Data provided:
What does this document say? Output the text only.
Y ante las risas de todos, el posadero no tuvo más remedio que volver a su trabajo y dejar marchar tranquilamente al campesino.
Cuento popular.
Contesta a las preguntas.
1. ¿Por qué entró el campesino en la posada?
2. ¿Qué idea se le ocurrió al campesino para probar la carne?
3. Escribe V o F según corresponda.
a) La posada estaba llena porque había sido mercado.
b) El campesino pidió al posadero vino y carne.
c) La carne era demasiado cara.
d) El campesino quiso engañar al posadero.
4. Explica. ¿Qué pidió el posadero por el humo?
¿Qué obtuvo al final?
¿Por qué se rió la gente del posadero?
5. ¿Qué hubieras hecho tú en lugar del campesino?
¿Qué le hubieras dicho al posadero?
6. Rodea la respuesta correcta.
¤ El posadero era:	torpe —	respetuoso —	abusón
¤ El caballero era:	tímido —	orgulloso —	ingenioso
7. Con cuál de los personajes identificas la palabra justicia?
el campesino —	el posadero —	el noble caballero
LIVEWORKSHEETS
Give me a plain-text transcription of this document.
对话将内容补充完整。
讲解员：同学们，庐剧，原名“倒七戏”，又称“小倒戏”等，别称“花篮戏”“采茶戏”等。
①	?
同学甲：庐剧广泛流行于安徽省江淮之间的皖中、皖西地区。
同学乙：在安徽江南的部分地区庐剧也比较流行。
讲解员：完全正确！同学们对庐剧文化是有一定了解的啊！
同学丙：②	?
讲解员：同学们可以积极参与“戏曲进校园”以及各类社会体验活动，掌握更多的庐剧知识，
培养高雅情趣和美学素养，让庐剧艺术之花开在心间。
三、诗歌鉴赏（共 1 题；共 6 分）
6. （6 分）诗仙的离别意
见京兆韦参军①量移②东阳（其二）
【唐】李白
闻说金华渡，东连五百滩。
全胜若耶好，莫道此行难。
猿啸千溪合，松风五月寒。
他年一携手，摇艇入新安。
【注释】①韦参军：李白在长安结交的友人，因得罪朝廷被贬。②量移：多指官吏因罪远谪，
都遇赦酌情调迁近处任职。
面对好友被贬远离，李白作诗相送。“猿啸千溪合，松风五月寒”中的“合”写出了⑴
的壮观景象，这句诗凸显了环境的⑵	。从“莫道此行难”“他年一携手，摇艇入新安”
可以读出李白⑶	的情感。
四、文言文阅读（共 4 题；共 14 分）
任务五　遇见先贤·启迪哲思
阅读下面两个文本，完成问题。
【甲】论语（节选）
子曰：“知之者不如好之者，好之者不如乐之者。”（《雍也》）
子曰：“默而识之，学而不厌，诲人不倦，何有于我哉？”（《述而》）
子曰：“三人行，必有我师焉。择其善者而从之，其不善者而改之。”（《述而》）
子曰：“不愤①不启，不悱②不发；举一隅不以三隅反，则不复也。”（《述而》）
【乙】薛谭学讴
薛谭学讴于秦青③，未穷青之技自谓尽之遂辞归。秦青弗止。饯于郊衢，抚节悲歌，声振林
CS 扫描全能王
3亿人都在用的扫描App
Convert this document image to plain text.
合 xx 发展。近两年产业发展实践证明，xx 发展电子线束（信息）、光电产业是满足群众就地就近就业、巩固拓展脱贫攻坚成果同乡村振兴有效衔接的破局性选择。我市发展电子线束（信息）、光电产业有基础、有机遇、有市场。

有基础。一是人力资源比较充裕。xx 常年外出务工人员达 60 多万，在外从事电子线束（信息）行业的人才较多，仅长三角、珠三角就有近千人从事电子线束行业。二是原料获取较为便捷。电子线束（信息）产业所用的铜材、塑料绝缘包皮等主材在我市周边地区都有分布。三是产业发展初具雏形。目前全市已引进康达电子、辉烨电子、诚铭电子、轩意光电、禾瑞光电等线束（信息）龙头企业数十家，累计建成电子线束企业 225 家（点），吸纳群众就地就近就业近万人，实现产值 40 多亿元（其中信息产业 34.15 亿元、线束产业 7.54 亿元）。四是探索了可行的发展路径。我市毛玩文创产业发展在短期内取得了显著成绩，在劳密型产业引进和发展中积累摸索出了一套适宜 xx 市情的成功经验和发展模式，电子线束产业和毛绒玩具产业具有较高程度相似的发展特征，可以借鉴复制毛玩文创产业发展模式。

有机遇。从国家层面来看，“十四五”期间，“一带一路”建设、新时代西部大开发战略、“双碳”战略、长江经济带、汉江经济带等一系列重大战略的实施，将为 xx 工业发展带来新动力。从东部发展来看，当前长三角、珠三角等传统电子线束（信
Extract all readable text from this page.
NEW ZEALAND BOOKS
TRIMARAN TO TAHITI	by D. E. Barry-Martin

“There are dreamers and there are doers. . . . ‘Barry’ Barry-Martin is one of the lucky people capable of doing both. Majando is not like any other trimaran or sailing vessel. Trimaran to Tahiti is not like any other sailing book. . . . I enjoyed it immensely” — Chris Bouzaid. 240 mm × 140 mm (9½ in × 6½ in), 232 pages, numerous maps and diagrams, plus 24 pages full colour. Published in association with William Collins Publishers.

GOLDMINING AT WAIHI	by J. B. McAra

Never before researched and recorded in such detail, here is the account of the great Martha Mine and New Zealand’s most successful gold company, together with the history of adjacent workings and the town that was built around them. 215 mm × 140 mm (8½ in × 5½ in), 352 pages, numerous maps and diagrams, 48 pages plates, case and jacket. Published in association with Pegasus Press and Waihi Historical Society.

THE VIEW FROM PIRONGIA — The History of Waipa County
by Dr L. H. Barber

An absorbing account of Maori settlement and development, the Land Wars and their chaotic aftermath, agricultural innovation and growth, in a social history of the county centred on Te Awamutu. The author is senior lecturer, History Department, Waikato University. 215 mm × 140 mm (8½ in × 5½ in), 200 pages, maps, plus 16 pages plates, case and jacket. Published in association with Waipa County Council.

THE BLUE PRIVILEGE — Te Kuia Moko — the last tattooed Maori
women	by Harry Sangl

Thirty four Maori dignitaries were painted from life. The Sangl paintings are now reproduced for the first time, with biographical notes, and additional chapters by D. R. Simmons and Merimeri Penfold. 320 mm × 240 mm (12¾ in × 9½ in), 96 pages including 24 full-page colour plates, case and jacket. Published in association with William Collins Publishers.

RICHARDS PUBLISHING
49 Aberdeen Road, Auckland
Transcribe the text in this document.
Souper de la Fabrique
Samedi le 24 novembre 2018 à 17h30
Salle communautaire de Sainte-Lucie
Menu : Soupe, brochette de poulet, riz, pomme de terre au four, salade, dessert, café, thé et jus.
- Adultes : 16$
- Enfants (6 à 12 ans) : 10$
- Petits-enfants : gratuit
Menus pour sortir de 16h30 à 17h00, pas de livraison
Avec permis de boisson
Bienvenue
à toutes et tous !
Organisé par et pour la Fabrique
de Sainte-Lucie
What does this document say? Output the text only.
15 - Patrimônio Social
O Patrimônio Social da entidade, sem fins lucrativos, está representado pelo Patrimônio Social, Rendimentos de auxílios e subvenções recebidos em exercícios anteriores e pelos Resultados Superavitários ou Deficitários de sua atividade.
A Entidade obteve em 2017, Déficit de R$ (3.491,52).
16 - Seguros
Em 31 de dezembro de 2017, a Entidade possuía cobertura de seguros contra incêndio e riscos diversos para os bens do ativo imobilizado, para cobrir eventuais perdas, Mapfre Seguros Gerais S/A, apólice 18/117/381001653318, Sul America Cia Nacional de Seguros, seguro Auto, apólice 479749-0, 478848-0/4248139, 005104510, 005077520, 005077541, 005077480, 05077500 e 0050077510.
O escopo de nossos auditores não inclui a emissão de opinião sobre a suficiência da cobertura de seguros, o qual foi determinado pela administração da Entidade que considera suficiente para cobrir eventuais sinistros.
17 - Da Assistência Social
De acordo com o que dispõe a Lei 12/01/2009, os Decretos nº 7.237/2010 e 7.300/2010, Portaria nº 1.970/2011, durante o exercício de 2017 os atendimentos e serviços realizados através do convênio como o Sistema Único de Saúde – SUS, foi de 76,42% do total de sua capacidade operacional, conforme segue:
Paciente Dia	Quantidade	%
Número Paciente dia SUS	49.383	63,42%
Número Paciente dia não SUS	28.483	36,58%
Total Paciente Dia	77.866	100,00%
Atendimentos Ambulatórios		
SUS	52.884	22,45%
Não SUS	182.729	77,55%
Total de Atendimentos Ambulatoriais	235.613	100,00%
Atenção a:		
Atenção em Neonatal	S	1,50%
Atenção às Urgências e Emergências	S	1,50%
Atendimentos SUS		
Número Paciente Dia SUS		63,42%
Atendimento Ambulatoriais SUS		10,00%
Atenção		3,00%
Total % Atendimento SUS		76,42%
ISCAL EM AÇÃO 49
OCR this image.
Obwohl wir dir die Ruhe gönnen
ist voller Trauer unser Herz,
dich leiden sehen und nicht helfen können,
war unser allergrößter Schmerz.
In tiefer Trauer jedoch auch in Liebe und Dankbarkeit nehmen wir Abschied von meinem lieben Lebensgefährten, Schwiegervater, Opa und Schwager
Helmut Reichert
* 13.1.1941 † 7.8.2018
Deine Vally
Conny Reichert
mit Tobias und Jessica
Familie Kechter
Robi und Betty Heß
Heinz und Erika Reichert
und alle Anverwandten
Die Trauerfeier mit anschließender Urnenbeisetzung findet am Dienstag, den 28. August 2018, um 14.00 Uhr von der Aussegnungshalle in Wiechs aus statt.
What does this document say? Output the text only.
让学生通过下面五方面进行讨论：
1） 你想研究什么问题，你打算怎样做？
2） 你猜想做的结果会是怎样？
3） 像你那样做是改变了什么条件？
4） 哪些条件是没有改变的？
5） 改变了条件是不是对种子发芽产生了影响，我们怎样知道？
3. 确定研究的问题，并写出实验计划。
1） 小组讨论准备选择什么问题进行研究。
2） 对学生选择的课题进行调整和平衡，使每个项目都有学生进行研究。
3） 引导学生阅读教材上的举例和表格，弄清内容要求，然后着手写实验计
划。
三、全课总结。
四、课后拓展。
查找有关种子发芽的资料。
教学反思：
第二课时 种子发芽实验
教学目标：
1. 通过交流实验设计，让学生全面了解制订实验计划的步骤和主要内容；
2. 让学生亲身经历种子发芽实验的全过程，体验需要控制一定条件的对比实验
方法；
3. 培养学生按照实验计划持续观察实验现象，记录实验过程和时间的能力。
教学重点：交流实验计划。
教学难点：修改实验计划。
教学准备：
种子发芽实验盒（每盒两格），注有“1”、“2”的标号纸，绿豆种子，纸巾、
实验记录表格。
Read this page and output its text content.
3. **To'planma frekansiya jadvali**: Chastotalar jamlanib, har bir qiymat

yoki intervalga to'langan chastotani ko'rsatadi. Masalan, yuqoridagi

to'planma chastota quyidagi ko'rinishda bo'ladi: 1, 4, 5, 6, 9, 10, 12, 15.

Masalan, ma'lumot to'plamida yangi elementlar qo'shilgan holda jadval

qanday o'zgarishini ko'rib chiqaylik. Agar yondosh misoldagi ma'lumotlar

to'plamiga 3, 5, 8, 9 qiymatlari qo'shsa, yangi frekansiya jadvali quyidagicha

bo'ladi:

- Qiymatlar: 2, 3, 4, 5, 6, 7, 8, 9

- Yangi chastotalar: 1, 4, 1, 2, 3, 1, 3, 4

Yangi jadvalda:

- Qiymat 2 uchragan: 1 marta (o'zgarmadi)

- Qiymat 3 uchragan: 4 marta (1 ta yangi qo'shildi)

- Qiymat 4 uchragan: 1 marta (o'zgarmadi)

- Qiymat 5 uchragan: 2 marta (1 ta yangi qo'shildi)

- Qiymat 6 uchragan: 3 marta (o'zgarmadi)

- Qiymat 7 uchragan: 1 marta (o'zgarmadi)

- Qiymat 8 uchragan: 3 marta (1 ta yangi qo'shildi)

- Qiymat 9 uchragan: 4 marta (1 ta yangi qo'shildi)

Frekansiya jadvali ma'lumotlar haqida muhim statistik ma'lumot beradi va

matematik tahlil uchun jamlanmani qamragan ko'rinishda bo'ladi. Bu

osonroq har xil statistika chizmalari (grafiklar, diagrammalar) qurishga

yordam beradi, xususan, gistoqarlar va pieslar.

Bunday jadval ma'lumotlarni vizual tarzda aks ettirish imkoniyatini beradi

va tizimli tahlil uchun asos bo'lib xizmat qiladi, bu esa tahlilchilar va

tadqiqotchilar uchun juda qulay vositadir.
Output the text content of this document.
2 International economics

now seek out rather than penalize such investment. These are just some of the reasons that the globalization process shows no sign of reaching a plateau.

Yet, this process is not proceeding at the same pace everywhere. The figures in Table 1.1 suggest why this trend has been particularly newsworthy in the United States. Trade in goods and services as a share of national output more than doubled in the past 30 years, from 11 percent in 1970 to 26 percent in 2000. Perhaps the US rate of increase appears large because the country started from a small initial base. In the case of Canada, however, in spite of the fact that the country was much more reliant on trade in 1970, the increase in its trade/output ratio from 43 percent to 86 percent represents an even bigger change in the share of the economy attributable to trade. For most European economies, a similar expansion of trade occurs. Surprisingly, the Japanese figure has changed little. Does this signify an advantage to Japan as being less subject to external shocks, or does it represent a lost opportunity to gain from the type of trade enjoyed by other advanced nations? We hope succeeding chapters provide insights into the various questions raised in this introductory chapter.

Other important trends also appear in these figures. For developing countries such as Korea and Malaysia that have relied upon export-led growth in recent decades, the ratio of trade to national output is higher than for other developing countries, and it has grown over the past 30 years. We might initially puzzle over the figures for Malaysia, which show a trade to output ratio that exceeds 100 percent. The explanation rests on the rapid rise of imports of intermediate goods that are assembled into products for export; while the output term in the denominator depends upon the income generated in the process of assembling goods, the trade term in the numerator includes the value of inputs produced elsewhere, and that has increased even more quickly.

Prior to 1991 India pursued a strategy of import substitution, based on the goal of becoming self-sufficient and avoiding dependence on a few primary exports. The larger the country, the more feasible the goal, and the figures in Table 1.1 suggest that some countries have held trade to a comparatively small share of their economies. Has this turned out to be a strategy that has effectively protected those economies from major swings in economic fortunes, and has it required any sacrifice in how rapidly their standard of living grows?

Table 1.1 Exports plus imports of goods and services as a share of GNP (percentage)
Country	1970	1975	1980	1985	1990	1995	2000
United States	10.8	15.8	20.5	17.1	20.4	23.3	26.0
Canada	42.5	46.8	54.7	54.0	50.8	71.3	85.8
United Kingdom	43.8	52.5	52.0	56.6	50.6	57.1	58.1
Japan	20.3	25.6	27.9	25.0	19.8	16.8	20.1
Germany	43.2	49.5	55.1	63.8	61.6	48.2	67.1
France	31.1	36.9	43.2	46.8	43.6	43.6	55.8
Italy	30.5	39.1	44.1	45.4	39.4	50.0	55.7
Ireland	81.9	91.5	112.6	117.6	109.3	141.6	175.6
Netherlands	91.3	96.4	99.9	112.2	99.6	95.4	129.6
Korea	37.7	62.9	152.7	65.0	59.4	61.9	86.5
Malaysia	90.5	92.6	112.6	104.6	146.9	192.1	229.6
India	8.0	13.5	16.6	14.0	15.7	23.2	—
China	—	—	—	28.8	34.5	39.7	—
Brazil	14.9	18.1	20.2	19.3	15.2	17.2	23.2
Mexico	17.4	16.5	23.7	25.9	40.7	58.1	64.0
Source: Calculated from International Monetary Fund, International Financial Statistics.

Given exercise:
Find the string "jadvali" in the entries above and return each line that holds it.

Response to this task:
3. **To'planma frekansiya jadvali**: Chastotalar jamlanib, har bir qiymat
to'plamiga 3, 5, 8, 9 qiymatlari qo'shsa, yangi frekansiya jadvali quyidagicha
Frekansiya jadvali ma'lumotlar haqida muhim statistik ma'lumot beradi va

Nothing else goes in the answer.